What you need to do =>
Return all lines below containing the word "purchased".

------

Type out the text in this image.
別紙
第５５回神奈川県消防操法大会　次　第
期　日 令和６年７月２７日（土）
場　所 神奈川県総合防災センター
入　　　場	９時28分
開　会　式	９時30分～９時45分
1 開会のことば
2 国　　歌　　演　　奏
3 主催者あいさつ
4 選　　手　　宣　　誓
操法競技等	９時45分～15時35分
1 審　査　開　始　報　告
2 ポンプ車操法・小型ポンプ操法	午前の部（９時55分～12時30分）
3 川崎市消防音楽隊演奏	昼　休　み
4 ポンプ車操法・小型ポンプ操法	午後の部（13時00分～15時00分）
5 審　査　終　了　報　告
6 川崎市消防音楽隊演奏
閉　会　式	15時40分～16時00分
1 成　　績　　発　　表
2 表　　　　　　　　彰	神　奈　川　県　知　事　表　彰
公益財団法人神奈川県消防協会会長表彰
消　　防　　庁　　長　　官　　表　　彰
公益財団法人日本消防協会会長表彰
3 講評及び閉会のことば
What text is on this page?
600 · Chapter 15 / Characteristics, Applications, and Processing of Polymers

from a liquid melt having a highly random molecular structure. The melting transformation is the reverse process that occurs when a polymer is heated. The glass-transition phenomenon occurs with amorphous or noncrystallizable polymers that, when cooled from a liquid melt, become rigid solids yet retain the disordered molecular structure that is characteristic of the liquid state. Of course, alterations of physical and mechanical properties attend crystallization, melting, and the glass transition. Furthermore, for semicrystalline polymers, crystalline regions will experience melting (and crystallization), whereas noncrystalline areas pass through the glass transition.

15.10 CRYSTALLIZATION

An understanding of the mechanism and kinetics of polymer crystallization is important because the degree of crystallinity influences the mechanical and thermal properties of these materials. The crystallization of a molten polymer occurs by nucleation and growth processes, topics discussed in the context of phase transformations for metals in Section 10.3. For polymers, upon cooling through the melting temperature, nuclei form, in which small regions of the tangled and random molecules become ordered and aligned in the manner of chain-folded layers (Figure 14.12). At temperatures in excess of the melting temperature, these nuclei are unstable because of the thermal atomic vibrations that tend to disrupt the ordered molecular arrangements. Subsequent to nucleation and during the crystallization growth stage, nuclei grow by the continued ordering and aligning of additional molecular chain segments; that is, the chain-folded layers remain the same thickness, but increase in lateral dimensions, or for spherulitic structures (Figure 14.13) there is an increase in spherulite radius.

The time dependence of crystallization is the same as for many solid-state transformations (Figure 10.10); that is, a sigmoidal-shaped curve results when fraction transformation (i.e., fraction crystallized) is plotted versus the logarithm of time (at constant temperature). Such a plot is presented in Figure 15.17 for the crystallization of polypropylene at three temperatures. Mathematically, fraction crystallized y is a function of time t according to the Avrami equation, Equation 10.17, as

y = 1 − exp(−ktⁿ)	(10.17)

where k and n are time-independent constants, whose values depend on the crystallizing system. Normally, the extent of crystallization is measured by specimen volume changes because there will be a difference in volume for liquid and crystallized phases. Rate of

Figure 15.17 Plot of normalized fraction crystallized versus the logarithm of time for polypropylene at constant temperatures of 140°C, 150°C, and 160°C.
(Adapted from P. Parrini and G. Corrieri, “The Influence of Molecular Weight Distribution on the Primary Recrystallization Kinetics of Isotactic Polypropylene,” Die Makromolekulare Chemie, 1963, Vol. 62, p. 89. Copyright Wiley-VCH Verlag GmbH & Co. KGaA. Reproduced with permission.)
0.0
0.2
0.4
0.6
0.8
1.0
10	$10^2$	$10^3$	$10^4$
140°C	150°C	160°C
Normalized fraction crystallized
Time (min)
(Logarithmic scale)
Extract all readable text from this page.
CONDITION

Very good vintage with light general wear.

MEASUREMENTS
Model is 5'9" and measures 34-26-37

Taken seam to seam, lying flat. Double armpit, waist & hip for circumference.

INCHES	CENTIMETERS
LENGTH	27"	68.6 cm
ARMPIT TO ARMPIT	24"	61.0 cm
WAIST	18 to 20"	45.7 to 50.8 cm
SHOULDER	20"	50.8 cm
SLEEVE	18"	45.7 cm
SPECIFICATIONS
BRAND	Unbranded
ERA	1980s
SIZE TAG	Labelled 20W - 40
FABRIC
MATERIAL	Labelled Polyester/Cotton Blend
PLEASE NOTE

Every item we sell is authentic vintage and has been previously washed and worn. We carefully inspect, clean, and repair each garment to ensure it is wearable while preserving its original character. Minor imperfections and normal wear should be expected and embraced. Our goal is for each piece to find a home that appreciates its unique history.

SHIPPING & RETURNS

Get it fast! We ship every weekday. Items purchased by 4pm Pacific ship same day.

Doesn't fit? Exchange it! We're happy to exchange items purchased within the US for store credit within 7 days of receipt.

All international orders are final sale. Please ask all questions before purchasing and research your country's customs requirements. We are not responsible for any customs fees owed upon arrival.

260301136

------

Final answer =>
Get it fast! We ship every weekday. Items purchased by 4pm Pacific ship same day.
Doesn't fit? Exchange it! We're happy to exchange items purchased within the US for store credit within 7 days of receipt.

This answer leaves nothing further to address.